* [Problem requirements]: From the entries below, work out the number of lines that hold the word "cichlid", and give that number alone.

* [Records shown]:
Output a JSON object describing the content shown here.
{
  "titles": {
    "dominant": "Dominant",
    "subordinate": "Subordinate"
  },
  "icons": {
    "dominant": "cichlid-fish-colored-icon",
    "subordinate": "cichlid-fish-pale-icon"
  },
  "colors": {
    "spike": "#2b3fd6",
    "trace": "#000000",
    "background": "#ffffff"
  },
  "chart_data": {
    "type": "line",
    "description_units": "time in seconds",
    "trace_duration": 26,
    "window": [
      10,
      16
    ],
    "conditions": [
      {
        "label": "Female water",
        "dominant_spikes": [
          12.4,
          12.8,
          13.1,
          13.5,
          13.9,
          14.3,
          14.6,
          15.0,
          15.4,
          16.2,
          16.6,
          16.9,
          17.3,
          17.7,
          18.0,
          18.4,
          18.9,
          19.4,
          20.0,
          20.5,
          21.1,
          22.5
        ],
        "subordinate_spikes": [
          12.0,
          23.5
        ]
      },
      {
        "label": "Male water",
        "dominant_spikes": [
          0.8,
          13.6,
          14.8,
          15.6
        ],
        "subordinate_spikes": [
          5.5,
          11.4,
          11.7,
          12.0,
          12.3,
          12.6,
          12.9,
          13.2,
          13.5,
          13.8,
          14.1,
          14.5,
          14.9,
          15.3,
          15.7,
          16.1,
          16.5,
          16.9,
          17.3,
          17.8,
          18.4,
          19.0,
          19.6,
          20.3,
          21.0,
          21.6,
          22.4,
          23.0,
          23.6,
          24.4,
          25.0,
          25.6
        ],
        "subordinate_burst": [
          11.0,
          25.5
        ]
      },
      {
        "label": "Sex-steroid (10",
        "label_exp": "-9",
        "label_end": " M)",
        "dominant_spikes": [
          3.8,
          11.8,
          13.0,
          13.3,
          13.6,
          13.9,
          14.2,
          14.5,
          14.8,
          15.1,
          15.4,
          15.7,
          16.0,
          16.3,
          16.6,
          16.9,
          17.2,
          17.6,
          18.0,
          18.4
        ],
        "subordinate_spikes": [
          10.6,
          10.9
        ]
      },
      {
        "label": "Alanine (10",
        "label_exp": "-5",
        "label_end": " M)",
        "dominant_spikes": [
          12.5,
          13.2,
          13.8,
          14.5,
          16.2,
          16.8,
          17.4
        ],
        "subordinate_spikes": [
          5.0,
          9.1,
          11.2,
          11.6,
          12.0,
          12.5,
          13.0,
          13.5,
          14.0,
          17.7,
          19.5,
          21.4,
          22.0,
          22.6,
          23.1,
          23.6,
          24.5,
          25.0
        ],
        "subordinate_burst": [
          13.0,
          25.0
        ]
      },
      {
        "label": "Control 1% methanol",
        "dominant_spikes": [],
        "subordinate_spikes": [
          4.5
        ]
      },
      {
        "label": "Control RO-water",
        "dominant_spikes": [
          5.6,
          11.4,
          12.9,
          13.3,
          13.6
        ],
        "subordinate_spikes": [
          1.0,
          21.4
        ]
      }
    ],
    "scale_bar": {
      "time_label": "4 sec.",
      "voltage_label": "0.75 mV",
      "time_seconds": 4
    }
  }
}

* [Reply]: 2